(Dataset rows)
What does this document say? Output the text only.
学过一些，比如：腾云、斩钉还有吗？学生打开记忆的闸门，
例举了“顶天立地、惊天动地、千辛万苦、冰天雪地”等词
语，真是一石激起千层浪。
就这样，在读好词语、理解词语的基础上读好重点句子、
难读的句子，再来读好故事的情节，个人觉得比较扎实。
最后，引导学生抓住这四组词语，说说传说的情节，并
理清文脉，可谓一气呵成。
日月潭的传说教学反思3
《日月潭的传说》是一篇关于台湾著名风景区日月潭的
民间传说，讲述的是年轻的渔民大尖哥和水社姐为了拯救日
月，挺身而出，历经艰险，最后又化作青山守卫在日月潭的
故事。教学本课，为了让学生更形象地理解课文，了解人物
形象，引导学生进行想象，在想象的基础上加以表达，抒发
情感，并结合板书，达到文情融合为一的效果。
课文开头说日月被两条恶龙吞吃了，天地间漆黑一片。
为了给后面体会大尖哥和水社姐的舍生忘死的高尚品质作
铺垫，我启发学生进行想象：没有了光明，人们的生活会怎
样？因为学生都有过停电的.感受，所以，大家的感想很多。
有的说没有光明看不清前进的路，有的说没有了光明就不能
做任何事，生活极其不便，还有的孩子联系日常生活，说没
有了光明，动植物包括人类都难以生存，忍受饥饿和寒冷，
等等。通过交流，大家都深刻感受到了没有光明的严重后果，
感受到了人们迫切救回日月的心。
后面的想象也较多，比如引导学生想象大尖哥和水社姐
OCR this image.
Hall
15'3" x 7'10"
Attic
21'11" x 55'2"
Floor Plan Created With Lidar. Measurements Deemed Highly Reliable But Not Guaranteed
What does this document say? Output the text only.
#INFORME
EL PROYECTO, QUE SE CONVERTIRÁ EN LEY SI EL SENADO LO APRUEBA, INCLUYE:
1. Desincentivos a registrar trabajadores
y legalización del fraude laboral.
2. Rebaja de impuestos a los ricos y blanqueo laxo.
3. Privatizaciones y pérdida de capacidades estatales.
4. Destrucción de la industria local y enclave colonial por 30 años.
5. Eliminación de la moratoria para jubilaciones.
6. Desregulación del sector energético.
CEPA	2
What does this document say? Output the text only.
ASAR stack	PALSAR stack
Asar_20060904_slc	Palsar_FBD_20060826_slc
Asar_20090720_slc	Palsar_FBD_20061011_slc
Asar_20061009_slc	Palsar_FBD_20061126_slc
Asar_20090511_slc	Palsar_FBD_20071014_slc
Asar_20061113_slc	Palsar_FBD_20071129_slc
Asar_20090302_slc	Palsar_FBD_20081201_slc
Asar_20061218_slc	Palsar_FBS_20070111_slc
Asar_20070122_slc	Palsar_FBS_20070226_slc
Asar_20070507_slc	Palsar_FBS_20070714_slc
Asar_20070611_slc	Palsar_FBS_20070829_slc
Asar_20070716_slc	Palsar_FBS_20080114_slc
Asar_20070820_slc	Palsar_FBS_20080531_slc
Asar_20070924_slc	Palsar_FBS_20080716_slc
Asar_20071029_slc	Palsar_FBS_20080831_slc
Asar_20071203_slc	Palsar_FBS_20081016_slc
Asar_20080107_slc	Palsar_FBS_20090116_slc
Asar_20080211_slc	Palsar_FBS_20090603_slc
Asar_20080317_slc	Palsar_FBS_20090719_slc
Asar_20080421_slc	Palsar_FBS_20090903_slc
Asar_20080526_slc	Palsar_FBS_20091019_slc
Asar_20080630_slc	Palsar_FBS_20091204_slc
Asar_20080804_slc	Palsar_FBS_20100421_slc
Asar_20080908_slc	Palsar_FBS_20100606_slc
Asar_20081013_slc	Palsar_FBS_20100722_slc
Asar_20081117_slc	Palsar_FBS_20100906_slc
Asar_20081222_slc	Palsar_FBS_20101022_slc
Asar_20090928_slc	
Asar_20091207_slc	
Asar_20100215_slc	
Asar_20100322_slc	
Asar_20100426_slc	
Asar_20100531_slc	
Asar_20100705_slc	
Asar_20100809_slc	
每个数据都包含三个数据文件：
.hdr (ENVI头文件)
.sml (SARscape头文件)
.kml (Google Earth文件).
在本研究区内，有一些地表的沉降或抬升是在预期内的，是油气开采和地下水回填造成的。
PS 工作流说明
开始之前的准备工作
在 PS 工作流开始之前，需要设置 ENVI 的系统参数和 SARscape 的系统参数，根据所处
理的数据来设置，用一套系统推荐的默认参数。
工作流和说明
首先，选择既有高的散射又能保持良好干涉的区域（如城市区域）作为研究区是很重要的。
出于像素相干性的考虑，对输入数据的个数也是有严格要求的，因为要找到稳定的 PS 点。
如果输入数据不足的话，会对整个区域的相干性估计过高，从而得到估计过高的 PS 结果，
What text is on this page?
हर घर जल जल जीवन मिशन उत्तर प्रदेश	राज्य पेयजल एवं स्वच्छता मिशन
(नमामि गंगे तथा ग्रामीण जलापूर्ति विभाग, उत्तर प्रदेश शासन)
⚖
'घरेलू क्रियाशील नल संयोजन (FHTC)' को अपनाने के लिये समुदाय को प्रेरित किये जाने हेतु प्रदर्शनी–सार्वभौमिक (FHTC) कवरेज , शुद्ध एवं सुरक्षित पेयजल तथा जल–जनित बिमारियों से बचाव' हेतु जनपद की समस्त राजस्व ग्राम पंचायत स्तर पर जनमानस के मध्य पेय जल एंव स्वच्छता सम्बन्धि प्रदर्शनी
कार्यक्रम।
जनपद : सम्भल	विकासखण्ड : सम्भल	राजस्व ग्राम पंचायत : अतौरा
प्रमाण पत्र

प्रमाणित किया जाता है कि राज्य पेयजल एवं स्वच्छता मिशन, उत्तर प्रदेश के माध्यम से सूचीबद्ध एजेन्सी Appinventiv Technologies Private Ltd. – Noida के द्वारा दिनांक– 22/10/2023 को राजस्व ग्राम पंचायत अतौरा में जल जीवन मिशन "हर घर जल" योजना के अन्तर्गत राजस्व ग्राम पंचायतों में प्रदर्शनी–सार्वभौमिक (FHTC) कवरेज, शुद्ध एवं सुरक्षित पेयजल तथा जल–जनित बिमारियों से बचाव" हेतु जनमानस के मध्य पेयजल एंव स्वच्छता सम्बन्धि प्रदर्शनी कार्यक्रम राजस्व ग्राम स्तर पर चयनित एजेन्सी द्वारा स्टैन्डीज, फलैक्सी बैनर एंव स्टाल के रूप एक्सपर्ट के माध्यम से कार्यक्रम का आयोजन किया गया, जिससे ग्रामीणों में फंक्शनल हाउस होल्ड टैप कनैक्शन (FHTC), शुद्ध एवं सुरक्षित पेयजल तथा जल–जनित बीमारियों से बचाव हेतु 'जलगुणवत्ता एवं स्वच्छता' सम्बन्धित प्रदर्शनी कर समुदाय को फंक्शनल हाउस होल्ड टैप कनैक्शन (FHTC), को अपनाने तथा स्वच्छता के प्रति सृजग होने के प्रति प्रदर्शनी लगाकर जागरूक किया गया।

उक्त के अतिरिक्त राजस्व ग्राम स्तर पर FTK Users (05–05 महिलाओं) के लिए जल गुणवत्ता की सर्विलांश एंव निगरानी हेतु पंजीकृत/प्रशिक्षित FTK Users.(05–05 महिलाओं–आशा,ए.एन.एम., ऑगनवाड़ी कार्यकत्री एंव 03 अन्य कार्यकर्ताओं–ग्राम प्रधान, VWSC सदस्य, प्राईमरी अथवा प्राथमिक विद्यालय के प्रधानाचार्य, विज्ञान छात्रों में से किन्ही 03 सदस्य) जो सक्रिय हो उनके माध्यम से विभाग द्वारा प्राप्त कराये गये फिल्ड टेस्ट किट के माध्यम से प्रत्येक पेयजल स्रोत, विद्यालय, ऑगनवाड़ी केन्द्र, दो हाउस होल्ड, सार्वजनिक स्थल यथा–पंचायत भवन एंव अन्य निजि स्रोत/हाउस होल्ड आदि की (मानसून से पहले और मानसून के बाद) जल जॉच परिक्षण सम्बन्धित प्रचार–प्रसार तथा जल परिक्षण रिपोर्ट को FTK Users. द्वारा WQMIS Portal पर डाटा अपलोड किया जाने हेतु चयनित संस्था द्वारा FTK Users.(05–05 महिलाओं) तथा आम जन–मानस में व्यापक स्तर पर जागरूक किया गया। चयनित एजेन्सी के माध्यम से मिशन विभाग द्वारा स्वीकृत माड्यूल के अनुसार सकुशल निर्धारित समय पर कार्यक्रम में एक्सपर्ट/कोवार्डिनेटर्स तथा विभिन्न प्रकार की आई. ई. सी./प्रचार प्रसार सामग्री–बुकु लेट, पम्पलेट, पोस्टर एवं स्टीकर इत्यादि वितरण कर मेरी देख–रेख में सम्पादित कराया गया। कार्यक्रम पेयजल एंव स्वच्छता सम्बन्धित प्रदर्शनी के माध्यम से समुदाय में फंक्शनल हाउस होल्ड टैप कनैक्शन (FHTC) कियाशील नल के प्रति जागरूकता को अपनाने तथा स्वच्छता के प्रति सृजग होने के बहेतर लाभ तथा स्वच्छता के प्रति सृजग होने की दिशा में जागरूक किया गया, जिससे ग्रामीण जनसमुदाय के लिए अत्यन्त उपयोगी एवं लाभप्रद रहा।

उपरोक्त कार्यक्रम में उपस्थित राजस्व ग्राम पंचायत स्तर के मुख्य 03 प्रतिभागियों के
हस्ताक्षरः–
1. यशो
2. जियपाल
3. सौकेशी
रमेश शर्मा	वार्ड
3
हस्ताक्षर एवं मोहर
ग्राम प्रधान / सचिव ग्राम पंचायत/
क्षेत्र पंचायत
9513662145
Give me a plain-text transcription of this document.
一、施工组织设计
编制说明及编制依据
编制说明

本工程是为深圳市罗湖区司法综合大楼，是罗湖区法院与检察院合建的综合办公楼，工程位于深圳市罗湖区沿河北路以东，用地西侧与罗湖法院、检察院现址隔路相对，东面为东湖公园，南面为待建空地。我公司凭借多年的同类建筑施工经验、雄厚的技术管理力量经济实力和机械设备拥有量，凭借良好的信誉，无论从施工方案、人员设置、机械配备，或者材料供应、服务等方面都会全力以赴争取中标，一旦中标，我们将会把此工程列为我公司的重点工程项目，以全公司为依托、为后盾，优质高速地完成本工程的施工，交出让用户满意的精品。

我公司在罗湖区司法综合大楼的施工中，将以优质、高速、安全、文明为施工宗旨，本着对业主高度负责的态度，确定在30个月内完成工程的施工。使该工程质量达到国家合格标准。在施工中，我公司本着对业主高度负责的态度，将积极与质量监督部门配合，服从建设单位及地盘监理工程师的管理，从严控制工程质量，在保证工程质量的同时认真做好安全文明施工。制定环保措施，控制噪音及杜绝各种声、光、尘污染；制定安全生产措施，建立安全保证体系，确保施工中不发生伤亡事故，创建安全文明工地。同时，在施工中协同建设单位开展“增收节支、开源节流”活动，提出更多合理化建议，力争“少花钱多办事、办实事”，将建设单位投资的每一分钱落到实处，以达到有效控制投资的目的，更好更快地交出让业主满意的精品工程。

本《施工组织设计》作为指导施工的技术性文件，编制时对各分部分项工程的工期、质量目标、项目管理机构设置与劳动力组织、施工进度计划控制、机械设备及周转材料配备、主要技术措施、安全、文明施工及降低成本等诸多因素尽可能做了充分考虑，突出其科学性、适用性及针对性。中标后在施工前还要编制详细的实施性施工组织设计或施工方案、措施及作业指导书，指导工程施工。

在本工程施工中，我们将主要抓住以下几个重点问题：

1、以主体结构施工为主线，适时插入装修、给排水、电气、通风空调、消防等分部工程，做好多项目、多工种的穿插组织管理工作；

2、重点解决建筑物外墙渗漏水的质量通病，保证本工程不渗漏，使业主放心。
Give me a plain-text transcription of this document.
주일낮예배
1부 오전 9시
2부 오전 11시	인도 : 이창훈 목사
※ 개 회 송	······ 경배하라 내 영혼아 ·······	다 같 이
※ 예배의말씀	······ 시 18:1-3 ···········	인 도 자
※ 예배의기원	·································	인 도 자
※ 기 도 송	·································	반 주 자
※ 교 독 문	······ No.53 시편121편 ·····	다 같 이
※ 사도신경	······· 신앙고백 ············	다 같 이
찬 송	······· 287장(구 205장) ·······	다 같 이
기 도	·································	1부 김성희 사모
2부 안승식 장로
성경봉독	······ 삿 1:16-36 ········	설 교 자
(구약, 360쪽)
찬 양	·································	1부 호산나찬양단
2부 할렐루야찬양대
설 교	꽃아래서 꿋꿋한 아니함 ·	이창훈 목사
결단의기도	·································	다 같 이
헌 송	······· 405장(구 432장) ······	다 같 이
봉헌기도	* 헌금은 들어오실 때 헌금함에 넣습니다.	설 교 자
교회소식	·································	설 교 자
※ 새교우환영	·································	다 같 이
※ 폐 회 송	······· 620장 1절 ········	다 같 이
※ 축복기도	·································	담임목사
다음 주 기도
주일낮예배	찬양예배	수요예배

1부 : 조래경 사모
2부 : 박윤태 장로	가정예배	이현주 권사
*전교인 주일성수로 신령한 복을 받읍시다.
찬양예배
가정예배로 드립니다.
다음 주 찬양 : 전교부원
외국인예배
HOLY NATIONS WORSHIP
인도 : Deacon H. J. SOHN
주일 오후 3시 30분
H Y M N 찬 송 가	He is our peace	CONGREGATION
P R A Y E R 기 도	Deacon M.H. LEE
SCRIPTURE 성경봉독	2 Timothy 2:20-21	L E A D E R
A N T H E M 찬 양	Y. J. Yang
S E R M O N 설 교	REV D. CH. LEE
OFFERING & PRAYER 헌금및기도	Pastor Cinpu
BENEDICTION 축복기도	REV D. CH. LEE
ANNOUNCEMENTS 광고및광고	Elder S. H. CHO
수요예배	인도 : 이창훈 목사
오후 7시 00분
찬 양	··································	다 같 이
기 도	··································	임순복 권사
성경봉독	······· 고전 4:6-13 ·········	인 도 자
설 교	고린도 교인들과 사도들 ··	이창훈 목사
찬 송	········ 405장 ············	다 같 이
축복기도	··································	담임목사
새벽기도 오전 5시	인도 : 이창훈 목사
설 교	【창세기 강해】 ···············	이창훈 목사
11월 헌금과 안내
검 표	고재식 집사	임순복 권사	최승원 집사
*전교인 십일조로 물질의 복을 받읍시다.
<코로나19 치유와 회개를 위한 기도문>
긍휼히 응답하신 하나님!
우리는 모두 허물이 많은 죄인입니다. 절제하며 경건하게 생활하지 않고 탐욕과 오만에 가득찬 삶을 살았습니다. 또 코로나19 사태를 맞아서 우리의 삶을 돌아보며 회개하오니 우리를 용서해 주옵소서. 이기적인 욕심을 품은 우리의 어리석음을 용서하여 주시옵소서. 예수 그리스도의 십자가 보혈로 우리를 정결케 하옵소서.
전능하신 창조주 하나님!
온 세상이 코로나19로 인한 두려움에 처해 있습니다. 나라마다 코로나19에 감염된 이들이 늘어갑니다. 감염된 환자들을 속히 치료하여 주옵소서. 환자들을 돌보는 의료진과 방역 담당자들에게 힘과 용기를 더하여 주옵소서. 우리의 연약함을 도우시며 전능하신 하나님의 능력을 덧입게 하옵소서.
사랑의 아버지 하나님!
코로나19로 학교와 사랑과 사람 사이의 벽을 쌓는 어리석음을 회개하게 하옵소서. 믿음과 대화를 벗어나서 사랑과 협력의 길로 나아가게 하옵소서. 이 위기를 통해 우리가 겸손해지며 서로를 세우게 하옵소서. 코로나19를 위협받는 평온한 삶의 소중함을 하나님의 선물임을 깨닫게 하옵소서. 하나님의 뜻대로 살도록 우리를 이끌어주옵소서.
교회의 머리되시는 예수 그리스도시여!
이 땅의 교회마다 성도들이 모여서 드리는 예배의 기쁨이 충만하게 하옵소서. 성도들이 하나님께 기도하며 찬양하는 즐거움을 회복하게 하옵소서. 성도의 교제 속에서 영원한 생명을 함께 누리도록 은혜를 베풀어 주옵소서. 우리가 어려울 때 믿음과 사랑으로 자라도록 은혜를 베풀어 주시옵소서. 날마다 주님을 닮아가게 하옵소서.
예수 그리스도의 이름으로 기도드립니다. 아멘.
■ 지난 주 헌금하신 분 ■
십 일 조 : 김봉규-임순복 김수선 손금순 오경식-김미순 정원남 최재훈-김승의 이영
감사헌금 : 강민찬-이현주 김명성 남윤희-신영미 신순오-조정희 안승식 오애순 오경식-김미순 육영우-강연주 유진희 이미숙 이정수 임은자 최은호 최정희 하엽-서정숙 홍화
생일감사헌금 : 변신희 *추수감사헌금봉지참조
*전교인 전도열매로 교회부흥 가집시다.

### Short exercise
In the listing, find each line with the string "Deacon" and copy it.

### Written solution
인도 : Deacon H. J. SOHN
P R A Y E R 기 도	Deacon M.H. LEE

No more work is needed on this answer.